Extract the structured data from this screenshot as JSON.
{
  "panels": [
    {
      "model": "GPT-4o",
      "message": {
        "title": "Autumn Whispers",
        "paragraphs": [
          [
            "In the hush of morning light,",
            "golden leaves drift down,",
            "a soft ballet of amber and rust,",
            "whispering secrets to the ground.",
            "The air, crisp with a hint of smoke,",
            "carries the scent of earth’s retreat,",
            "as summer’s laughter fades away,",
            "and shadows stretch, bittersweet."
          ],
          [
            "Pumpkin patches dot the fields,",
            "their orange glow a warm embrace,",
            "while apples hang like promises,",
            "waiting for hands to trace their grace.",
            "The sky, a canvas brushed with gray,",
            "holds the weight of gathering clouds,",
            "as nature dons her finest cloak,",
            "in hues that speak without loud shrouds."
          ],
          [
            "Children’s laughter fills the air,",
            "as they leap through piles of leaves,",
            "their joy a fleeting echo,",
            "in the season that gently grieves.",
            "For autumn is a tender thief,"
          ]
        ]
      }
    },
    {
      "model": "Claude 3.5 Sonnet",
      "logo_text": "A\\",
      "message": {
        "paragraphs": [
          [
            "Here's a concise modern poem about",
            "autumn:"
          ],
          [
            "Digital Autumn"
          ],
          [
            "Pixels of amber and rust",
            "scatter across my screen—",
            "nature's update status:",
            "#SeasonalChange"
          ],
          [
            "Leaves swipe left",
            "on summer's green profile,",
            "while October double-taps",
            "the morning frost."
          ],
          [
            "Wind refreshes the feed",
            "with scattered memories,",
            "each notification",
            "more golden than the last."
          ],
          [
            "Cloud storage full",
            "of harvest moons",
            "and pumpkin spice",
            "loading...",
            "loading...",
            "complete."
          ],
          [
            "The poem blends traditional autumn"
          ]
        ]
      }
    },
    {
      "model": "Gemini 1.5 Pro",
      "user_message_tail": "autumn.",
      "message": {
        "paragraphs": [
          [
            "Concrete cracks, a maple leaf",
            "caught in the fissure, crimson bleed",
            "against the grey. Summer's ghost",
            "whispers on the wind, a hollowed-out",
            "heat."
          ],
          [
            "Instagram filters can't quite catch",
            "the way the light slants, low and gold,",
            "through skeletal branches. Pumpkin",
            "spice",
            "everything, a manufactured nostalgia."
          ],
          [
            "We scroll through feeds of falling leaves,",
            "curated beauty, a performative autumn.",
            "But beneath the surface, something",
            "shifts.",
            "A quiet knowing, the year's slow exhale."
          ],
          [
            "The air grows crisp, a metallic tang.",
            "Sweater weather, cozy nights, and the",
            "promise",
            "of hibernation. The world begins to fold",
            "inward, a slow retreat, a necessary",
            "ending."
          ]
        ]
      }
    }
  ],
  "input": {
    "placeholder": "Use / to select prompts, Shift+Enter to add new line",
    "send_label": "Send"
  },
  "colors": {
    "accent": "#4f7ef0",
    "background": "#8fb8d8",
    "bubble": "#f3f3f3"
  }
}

□ □ □ □ □

SHORT PROBLEM. Write the entries again, exactly as they stand.

FULL ANSWER.
Extract the structured data from this screenshot as JSON.
{
  "panels": [
    {
      "model": "GPT-4o",
      "message": {
        "title": "Autumn Whispers",
        "paragraphs": [
          [
            "In the hush of morning light,",
            "golden leaves drift down,",
            "a soft ballet of amber and rust,",
            "whispering secrets to the ground.",
            "The air, crisp with a hint of smoke,",
            "carries the scent of earth’s retreat,",
            "as summer’s laughter fades away,",
            "and shadows stretch, bittersweet."
          ],
          [
            "Pumpkin patches dot the fields,",
            "their orange glow a warm embrace,",
            "while apples hang like promises,",
            "waiting for hands to trace their grace.",
            "The sky, a canvas brushed with gray,",
            "holds the weight of gathering clouds,",
            "as nature dons her finest cloak,",
            "in hues that speak without loud shrouds."
          ],
          [
            "Children’s laughter fills the air,",
            "as they leap through piles of leaves,",
            "their joy a fleeting echo,",
            "in the season that gently grieves.",
            "For autumn is a tender thief,"
          ]
        ]
      }
    },
    {
      "model": "Claude 3.5 Sonnet",
      "logo_text": "A\\",
      "message": {
        "paragraphs": [
          [
            "Here's a concise modern poem about",
            "autumn:"
          ],
          [
            "Digital Autumn"
          ],
          [
            "Pixels of amber and rust",
            "scatter across my screen—",
            "nature's update status:",
            "#SeasonalChange"
          ],
          [
            "Leaves swipe left",
            "on summer's green profile,",
            "while October double-taps",
            "the morning frost."
          ],
          [
            "Wind refreshes the feed",
            "with scattered memories,",
            "each notification",
            "more golden than the last."
          ],
          [
            "Cloud storage full",
            "of harvest moons",
            "and pumpkin spice",
            "loading...",
            "loading...",
            "complete."
          ],
          [
            "The poem blends traditional autumn"
          ]
        ]
      }
    },
    {
      "model": "Gemini 1.5 Pro",
      "user_message_tail": "autumn.",
      "message": {
        "paragraphs": [
          [
            "Concrete cracks, a maple leaf",
            "caught in the fissure, crimson bleed",
            "against the grey. Summer's ghost",
            "whispers on the wind, a hollowed-out",
            "heat."
          ],
          [
            "Instagram filters can't quite catch",
            "the way the light slants, low and gold,",
            "through skeletal branches. Pumpkin",
            "spice",
            "everything, a manufactured nostalgia."
          ],
          [
            "We scroll through feeds of falling leaves,",
            "curated beauty, a performative autumn.",
            "But beneath the surface, something",
            "shifts.",
            "A quiet knowing, the year's slow exhale."
          ],
          [
            "The air grows crisp, a metallic tang.",
            "Sweater weather, cozy nights, and the",
            "promise",
            "of hibernation. The world begins to fold",
            "inward, a slow retreat, a necessary",
            "ending."
          ]
        ]
      }
    }
  ],
  "input": {
    "placeholder": "Use / to select prompts, Shift+Enter to add new line",
    "send_label": "Send"
  },
  "colors": {
    "accent": "#4f7ef0",
    "background": "#8fb8d8",
    "bubble": "#f3f3f3"
  }
}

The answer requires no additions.